Task input |
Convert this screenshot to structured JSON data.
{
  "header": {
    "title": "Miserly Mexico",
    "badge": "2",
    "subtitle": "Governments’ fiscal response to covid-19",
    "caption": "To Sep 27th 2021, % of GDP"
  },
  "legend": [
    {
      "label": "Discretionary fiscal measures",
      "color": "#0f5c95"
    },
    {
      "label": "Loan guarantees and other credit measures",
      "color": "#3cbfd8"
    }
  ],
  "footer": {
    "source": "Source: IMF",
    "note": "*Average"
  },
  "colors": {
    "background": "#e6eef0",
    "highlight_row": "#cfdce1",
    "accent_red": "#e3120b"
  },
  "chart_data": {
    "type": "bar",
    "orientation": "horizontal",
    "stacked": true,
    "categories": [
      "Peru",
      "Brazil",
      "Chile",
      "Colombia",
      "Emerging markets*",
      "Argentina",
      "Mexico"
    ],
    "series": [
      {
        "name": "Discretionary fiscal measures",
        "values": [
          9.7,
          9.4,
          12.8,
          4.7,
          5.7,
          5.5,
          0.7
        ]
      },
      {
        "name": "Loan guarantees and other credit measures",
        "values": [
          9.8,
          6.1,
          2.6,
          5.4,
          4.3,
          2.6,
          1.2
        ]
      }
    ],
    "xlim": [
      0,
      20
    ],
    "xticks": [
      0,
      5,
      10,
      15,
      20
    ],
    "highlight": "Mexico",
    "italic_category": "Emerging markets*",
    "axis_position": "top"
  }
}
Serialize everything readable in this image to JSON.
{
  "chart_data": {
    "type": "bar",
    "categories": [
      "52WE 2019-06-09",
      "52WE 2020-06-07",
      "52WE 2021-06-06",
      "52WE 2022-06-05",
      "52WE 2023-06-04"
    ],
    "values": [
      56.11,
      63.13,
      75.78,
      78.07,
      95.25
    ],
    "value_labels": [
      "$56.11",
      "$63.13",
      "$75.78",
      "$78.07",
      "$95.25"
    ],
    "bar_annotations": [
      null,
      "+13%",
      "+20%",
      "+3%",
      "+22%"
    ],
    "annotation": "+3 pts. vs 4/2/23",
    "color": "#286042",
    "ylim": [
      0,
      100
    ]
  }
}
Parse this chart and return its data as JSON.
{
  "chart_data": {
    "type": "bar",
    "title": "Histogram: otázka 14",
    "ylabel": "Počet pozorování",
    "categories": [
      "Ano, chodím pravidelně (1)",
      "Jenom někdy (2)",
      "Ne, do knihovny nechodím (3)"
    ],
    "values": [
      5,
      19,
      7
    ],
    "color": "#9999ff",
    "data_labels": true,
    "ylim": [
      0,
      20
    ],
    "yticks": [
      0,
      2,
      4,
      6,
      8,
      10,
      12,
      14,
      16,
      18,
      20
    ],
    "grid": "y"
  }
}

Goal | Reproduce each line of the entries in which the word "name" is found.

The answer |
        "name": "Discretionary fiscal measures",
        "name": "Loan guarantees and other credit measures",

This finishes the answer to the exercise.